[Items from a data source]
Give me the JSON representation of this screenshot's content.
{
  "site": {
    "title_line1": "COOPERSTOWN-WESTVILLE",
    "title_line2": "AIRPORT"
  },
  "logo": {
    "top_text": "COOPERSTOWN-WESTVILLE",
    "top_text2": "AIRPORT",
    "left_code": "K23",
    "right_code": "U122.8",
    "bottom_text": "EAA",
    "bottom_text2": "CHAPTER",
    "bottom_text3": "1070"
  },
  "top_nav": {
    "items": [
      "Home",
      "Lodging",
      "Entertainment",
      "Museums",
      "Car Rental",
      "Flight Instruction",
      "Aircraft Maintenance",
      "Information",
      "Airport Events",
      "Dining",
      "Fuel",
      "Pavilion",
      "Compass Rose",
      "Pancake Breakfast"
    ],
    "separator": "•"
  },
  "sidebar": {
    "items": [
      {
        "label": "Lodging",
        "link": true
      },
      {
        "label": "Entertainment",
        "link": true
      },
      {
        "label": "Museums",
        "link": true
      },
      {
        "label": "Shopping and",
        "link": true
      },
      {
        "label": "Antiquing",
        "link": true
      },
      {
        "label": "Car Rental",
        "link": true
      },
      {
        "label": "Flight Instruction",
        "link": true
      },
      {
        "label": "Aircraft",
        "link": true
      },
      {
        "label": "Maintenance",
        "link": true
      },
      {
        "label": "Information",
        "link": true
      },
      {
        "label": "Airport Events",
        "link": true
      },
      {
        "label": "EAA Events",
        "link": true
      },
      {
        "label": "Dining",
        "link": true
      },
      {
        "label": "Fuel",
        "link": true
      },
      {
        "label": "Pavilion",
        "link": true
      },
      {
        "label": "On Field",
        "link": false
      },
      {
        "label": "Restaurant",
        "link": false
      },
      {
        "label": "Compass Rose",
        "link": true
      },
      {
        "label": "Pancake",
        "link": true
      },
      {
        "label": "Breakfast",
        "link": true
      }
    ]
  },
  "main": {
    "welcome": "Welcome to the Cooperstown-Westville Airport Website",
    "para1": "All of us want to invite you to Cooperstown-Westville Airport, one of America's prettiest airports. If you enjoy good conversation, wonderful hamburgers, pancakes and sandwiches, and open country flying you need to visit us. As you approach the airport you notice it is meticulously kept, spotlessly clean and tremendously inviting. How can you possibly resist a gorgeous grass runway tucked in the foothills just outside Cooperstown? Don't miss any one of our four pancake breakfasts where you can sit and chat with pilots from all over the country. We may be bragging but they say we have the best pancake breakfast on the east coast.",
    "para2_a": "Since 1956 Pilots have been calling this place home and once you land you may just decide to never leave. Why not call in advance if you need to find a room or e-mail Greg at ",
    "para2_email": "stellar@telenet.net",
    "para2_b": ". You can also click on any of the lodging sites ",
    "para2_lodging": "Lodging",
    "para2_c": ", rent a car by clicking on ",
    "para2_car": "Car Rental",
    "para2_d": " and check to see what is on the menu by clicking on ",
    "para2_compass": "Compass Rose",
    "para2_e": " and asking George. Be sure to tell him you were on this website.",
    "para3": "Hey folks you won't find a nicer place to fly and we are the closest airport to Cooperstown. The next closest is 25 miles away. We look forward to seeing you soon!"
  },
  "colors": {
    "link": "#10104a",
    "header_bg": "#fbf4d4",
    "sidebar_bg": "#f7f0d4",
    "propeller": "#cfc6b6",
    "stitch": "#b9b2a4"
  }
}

SHORT EXERCISE:
All of the entries must be written out exactly as they stand.

SOLVED PROBLEM:
Give me the JSON representation of this screenshot's content.
{
  "site": {
    "title_line1": "COOPERSTOWN-WESTVILLE",
    "title_line2": "AIRPORT"
  },
  "logo": {
    "top_text": "COOPERSTOWN-WESTVILLE",
    "top_text2": "AIRPORT",
    "left_code": "K23",
    "right_code": "U122.8",
    "bottom_text": "EAA",
    "bottom_text2": "CHAPTER",
    "bottom_text3": "1070"
  },
  "top_nav": {
    "items": [
      "Home",
      "Lodging",
      "Entertainment",
      "Museums",
      "Car Rental",
      "Flight Instruction",
      "Aircraft Maintenance",
      "Information",
      "Airport Events",
      "Dining",
      "Fuel",
      "Pavilion",
      "Compass Rose",
      "Pancake Breakfast"
    ],
    "separator": "•"
  },
  "sidebar": {
    "items": [
      {
        "label": "Lodging",
        "link": true
      },
      {
        "label": "Entertainment",
        "link": true
      },
      {
        "label": "Museums",
        "link": true
      },
      {
        "label": "Shopping and",
        "link": true
      },
      {
        "label": "Antiquing",
        "link": true
      },
      {
        "label": "Car Rental",
        "link": true
      },
      {
        "label": "Flight Instruction",
        "link": true
      },
      {
        "label": "Aircraft",
        "link": true
      },
      {
        "label": "Maintenance",
        "link": true
      },
      {
        "label": "Information",
        "link": true
      },
      {
        "label": "Airport Events",
        "link": true
      },
      {
        "label": "EAA Events",
        "link": true
      },
      {
        "label": "Dining",
        "link": true
      },
      {
        "label": "Fuel",
        "link": true
      },
      {
        "label": "Pavilion",
        "link": true
      },
      {
        "label": "On Field",
        "link": false
      },
      {
        "label": "Restaurant",
        "link": false
      },
      {
        "label": "Compass Rose",
        "link": true
      },
      {
        "label": "Pancake",
        "link": true
      },
      {
        "label": "Breakfast",
        "link": true
      }
    ]
  },
  "main": {
    "welcome": "Welcome to the Cooperstown-Westville Airport Website",
    "para1": "All of us want to invite you to Cooperstown-Westville Airport, one of America's prettiest airports. If you enjoy good conversation, wonderful hamburgers, pancakes and sandwiches, and open country flying you need to visit us. As you approach the airport you notice it is meticulously kept, spotlessly clean and tremendously inviting. How can you possibly resist a gorgeous grass runway tucked in the foothills just outside Cooperstown? Don't miss any one of our four pancake breakfasts where you can sit and chat with pilots from all over the country. We may be bragging but they say we have the best pancake breakfast on the east coast.",
    "para2_a": "Since 1956 Pilots have been calling this place home and once you land you may just decide to never leave. Why not call in advance if you need to find a room or e-mail Greg at ",
    "para2_email": "stellar@telenet.net",
    "para2_b": ". You can also click on any of the lodging sites ",
    "para2_lodging": "Lodging",
    "para2_c": ", rent a car by clicking on ",
    "para2_car": "Car Rental",
    "para2_d": " and check to see what is on the menu by clicking on ",
    "para2_compass": "Compass Rose",
    "para2_e": " and asking George. Be sure to tell him you were on this website.",
    "para3": "Hey folks you won't find a nicer place to fly and we are the closest airport to Cooperstown. The next closest is 25 miles away. We look forward to seeing you soon!"
  },
  "colors": {
    "link": "#10104a",
    "header_bg": "#fbf4d4",
    "sidebar_bg": "#f7f0d4",
    "propeller": "#cfc6b6",
    "stitch": "#b9b2a4"
  }
}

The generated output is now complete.